■ What the exercise asks: In the data below, find every line with the string "summary" and pull it out.
★ ★ ★ ★
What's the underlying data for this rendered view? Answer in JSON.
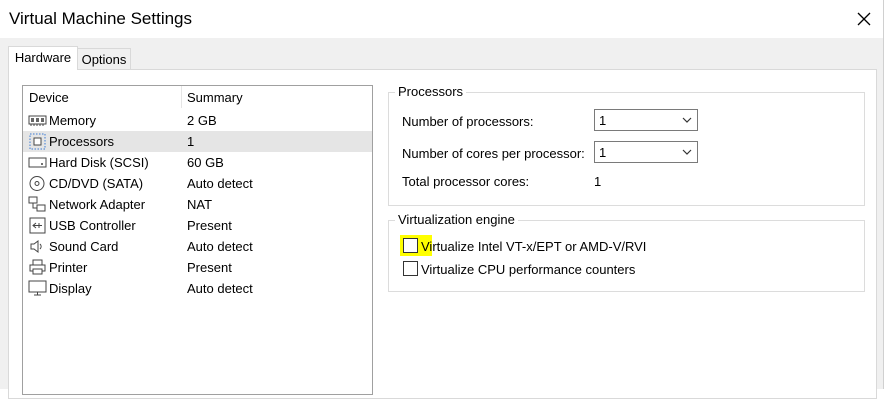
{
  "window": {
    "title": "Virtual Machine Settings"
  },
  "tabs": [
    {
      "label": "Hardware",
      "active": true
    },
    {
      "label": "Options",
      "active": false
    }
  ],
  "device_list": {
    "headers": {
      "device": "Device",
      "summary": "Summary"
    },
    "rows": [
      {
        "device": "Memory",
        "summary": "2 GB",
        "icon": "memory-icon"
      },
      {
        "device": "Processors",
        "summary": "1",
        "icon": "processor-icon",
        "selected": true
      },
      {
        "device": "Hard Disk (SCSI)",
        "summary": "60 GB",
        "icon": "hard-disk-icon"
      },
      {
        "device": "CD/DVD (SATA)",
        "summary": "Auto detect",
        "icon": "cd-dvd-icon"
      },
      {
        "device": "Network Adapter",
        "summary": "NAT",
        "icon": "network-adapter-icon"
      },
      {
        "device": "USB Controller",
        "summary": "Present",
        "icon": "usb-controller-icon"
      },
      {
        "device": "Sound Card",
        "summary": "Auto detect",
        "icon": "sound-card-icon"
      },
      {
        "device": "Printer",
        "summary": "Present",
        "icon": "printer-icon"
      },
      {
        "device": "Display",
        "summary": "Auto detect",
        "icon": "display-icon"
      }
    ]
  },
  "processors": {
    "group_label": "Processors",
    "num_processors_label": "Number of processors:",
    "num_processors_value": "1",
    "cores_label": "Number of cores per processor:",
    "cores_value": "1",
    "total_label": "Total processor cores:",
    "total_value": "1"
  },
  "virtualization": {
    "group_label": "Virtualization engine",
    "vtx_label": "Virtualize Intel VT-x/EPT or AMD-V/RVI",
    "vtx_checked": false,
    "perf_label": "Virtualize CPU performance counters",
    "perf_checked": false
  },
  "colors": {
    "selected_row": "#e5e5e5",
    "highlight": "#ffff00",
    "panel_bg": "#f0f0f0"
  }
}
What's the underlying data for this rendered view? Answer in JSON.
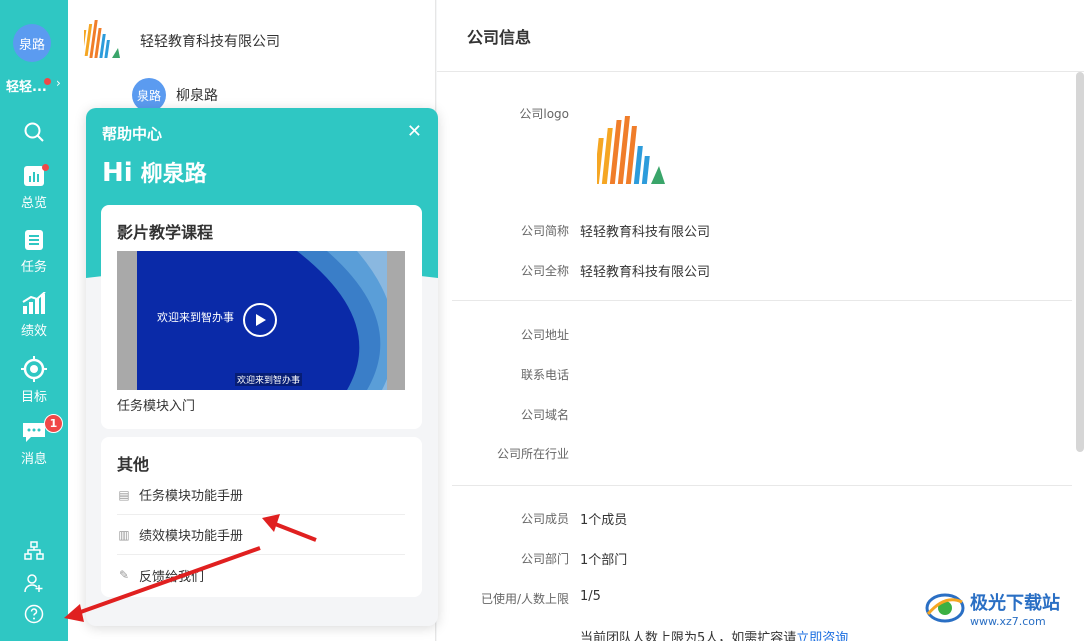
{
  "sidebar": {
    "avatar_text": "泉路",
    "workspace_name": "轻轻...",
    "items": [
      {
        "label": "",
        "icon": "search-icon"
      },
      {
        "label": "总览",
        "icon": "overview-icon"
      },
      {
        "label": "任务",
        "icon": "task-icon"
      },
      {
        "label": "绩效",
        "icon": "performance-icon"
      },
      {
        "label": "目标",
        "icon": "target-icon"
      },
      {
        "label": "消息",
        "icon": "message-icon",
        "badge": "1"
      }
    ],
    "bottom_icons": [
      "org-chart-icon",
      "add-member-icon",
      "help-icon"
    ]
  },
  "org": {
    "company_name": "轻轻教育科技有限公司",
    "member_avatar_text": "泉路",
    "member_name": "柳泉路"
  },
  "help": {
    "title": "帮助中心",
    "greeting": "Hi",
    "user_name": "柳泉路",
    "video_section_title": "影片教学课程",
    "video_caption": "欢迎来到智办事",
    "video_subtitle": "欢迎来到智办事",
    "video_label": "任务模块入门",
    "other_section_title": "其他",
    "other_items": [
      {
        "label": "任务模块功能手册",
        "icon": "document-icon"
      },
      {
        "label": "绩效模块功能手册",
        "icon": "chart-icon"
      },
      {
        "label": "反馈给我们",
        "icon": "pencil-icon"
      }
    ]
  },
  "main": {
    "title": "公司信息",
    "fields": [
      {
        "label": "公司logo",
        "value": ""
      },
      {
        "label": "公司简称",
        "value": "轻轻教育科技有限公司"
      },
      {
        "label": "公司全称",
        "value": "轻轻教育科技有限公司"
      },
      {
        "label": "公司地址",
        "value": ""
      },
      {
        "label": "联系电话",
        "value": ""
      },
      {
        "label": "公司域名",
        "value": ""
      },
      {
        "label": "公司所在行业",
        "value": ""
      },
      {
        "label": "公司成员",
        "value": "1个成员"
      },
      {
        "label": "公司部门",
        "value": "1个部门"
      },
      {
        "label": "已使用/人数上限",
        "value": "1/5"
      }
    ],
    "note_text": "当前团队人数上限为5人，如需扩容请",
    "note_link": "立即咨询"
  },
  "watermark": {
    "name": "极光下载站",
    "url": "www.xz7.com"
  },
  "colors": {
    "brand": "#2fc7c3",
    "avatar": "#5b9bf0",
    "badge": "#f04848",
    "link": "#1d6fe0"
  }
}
★ ★ ★ ★
■ Reply to the task:
      "summary": "Summary"
        "summary": "2 GB",
        "summary": "1",
        "summary": "60 GB",
        "summary": "Auto detect",
        "summary": "NAT",
        "summary": "Present",
        "summary": "Auto detect",
        "summary": "Present",
        "summary": "Auto detect",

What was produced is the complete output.